**Information supplied:**

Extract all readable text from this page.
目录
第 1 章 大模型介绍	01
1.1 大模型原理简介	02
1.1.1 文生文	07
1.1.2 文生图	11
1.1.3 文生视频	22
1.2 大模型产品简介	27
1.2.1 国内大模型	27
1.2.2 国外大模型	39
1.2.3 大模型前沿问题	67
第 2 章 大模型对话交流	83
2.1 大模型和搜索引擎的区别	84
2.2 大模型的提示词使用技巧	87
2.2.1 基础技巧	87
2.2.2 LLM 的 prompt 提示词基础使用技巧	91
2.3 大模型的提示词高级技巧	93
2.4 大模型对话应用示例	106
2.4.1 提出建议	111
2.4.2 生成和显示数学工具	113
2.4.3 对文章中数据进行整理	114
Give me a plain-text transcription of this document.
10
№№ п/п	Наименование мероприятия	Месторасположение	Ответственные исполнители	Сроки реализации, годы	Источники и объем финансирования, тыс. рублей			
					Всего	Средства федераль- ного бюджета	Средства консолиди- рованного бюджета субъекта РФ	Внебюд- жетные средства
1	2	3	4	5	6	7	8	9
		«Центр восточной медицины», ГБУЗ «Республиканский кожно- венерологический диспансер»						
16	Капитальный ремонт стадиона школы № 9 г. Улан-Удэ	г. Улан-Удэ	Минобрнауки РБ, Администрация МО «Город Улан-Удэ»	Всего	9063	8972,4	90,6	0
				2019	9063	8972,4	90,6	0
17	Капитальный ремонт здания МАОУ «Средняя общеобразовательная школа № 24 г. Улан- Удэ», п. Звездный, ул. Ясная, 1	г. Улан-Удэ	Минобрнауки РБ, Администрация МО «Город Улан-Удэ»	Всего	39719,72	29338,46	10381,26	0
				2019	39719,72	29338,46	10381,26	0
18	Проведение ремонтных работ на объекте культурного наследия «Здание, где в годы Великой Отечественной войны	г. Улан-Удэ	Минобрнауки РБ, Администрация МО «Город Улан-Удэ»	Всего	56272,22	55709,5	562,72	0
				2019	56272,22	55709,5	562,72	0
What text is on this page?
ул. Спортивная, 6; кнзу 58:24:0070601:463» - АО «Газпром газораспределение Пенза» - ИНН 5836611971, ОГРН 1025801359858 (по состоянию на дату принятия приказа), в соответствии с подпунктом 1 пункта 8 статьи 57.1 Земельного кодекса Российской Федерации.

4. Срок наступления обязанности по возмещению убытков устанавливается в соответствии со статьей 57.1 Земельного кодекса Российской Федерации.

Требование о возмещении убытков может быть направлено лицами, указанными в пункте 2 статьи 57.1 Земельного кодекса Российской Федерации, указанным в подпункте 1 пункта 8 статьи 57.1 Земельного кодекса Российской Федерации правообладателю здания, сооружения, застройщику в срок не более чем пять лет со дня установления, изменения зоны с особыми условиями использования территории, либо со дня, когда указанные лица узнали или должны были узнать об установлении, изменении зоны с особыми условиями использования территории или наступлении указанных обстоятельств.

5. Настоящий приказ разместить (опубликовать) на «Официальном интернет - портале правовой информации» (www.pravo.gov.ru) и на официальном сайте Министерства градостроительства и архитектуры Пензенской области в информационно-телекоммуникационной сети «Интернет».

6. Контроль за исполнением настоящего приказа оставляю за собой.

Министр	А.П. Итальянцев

**Given instruction:**
From the material above, count the lines that include "Федерации" and give only the total.

**Full response:**
3